**Exercise**: Give the entries back exactly, dropping each image.

**Records shown**:
..........

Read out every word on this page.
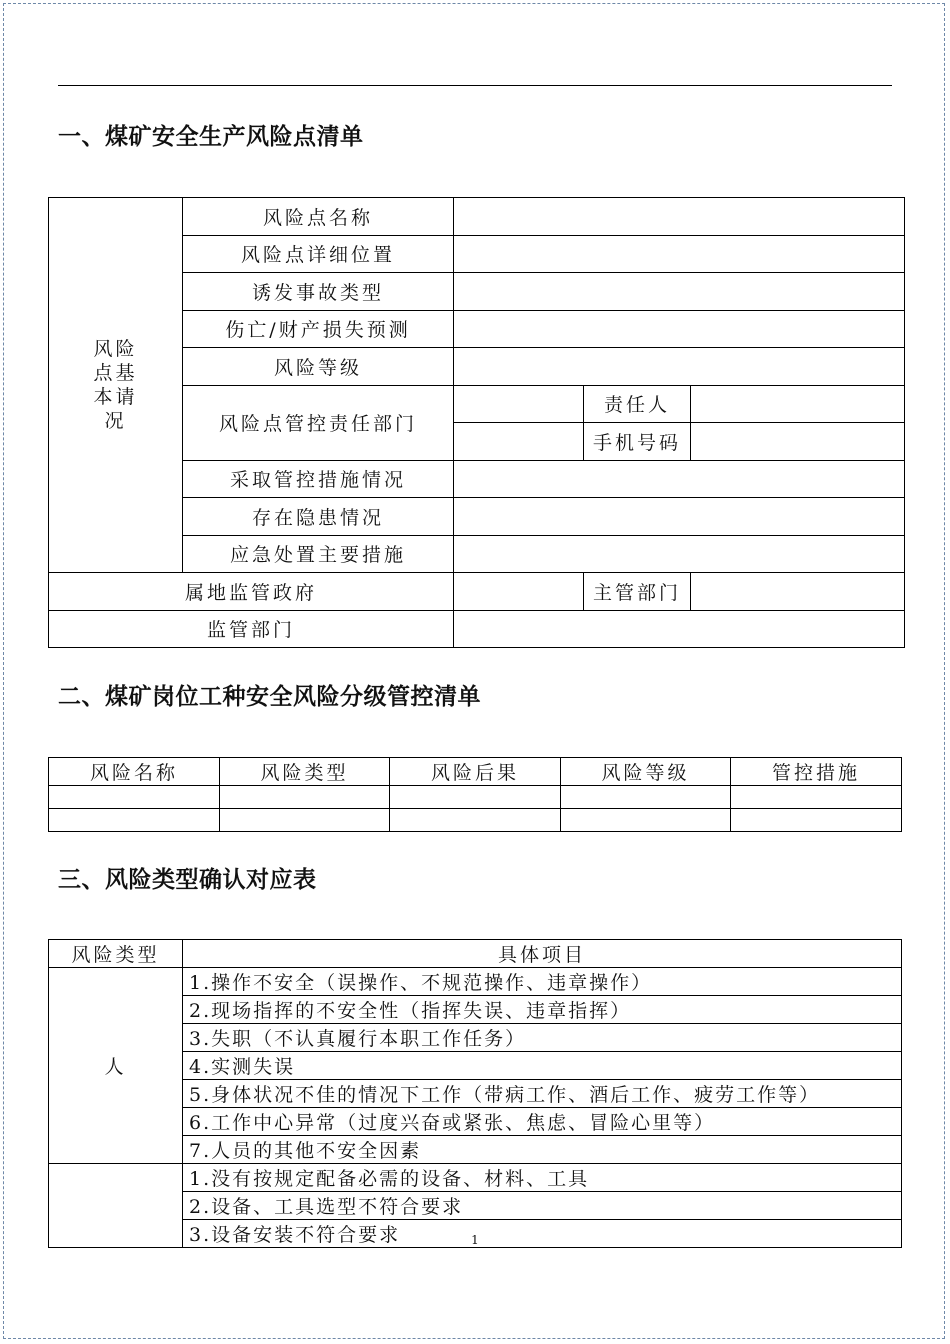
一、煤矿安全生产风险点清单
风险
点基
本请
况	风险点名称			
	风险点详细位置			
	诱发事故类型			
	伤亡/财产损失预测			
	风险等级			
	风险点管控责任部门		责任人	
			手机号码	
	采取管控措施情况			
	存在隐患情况			
	应急处置主要措施			
属地监管政府			主管部门	
监管部门				
二、煤矿岗位工种安全风险分级管控清单
风险名称	风险类型	风险后果	风险等级	管控措施

三、风险类型确认对应表
风险类型	具体项目
人	1.操作不安全（误操作、不规范操作、违章操作）
	2.现场指挥的不安全性（指挥失误、违章指挥）
	3.失职（不认真履行本职工作任务）
	4.实测失误
	5.身体状况不佳的情况下工作（带病工作、酒后工作、疲劳工作等）
	6.工作中心异常（过度兴奋或紧张、焦虑、冒险心里等）
	7.人员的其他不安全因素
	1.没有按规定配备必需的设备、材料、工具
	2.设备、工具选型不符合要求
	3.设备安装不符合要求	1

..........

**Output of the exercise**:
Read out every word on this page.
一、煤矿安全生产风险点清单
风险
点基
本请
况	风险点名称			
	风险点详细位置			
	诱发事故类型			
	伤亡/财产损失预测			
	风险等级			
	风险点管控责任部门		责任人	
			手机号码	
	采取管控措施情况			
	存在隐患情况			
	应急处置主要措施			
属地监管政府			主管部门	
监管部门				
二、煤矿岗位工种安全风险分级管控清单
风险名称	风险类型	风险后果	风险等级	管控措施

三、风险类型确认对应表
风险类型	具体项目
人	1.操作不安全（误操作、不规范操作、违章操作）
	2.现场指挥的不安全性（指挥失误、违章指挥）
	3.失职（不认真履行本职工作任务）
	4.实测失误
	5.身体状况不佳的情况下工作（带病工作、酒后工作、疲劳工作等）
	6.工作中心异常（过度兴奋或紧张、焦虑、冒险心里等）
	7.人员的其他不安全因素
	1.没有按规定配备必需的设备、材料、工具
	2.设备、工具选型不符合要求
	3.设备安装不符合要求	1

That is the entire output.